* _INSTRUCTIONS FOR THE TASK_:
Find the lines containing the word "出差费用明细表" and copy every one of them.

Start of WORKING DATA

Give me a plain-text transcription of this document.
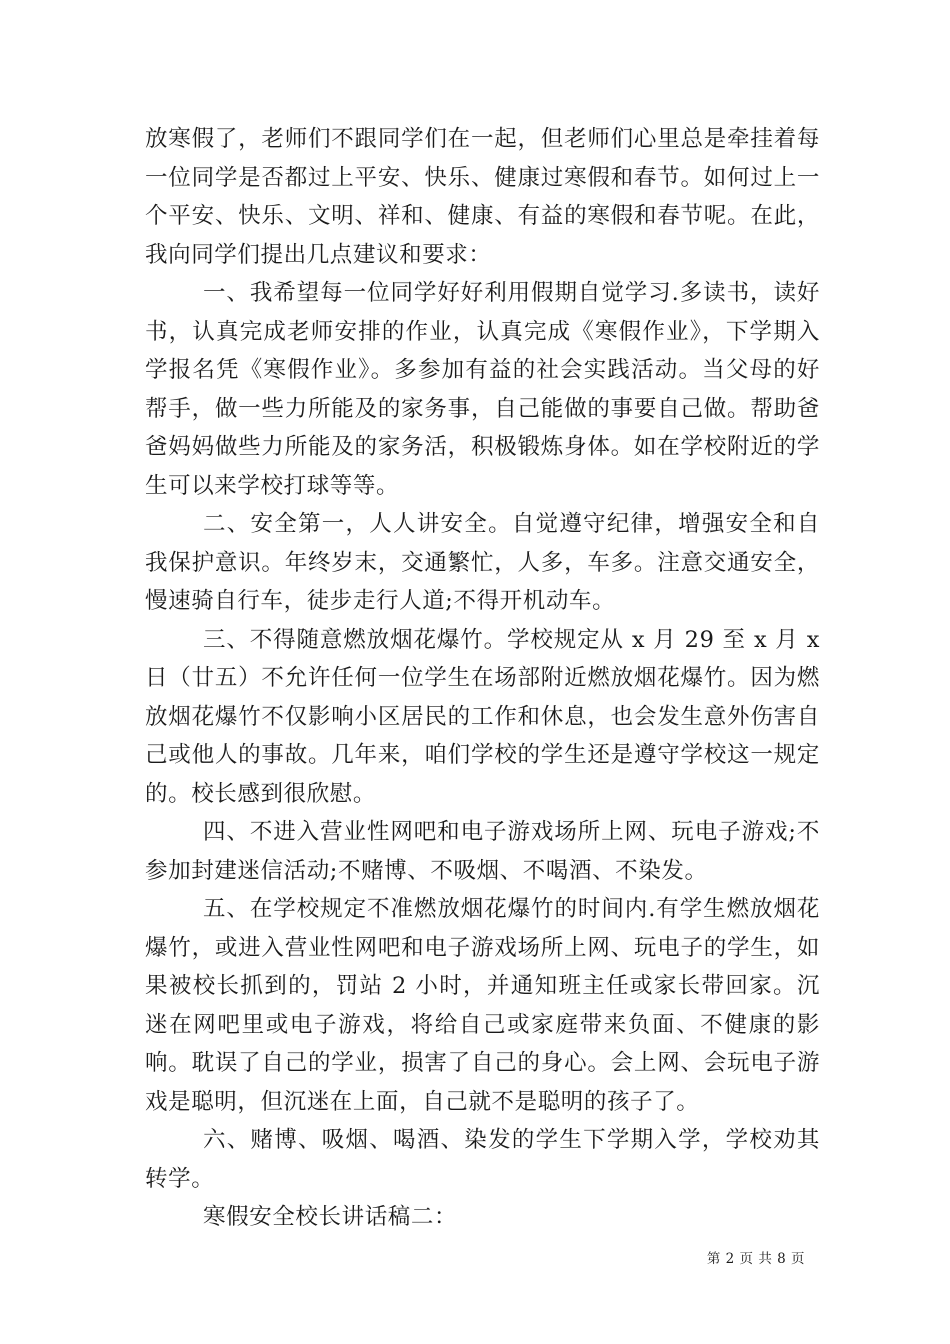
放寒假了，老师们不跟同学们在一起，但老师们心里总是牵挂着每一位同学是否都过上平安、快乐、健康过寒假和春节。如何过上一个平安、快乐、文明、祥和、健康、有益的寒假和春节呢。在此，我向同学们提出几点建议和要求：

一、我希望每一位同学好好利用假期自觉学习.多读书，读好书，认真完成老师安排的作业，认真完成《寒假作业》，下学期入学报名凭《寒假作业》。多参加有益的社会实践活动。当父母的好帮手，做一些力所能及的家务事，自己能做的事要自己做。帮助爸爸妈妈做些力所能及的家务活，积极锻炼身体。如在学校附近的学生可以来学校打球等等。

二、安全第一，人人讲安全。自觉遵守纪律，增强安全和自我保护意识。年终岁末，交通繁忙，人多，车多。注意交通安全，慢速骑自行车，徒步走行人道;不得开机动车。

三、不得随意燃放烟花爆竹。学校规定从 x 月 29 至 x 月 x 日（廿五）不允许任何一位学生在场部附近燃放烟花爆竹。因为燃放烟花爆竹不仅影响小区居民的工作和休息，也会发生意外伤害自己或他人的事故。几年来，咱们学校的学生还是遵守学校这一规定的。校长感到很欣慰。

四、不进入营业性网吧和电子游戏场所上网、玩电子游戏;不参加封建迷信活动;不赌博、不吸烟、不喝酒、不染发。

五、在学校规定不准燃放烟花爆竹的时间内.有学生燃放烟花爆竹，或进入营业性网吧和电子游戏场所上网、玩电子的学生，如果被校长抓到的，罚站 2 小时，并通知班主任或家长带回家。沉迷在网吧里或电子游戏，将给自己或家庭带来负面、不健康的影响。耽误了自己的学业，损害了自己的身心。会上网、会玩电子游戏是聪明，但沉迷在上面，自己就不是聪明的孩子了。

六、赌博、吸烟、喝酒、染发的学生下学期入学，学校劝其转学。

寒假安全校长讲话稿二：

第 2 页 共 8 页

End of WORKING DATA
Start of WORKING DATA

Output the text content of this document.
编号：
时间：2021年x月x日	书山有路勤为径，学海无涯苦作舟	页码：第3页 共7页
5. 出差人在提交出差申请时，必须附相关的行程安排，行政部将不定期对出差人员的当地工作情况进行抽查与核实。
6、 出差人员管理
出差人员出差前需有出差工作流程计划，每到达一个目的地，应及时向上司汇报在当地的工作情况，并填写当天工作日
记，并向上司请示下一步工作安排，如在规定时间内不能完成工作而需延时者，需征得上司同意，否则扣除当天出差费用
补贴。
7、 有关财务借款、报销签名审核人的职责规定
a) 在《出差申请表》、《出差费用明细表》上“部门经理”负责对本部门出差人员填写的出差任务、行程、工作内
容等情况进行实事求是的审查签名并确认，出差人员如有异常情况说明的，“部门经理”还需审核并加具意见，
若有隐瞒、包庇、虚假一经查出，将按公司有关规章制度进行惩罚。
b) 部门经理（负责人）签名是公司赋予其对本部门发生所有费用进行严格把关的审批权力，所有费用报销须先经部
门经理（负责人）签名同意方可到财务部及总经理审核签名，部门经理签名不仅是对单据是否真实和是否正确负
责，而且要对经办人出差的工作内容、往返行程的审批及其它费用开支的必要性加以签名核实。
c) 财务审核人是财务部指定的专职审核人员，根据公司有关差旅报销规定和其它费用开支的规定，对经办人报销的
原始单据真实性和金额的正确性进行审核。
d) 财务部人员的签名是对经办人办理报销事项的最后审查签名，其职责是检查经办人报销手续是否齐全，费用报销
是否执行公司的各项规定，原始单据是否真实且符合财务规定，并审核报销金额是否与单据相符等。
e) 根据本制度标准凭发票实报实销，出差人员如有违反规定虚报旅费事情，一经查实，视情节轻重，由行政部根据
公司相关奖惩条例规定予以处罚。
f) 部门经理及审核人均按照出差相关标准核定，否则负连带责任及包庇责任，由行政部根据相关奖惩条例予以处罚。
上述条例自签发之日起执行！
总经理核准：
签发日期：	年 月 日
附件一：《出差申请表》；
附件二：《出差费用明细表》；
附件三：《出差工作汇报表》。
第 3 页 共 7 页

End of WORKING DATA

* _RESULT_:
a) 在《出差申请表》、《出差费用明细表》上“部门经理”负责对本部门出差人员填写的出差任务、行程、工作内
附件二：《出差费用明细表》；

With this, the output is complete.